Records follow. Copy every line with "times".

Saved data entries
— BEGIN —

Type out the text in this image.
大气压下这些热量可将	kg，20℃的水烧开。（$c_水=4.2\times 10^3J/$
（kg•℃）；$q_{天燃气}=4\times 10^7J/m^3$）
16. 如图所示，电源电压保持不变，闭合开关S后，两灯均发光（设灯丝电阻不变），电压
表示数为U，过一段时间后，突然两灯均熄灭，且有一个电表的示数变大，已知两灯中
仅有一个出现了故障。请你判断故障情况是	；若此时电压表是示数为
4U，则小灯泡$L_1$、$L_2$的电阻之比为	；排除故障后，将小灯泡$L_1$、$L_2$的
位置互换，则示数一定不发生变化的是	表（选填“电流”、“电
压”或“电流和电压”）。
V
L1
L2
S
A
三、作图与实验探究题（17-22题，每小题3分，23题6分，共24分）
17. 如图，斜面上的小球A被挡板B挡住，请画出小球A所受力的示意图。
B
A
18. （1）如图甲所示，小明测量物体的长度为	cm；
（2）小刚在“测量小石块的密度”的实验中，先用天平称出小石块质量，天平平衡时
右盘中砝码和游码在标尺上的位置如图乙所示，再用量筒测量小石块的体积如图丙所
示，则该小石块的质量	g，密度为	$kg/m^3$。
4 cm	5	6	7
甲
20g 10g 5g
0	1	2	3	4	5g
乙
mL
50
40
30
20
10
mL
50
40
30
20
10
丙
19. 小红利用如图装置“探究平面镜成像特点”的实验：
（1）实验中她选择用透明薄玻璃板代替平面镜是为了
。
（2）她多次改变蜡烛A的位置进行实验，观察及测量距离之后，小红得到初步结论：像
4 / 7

— END —

THE COMPLETED TASK
大气压下这些热量可将	kg，20℃的水烧开。（$c_水=4.2\times 10^3J/$
（kg•℃）；$q_{天燃气}=4\times 10^7J/m^3$）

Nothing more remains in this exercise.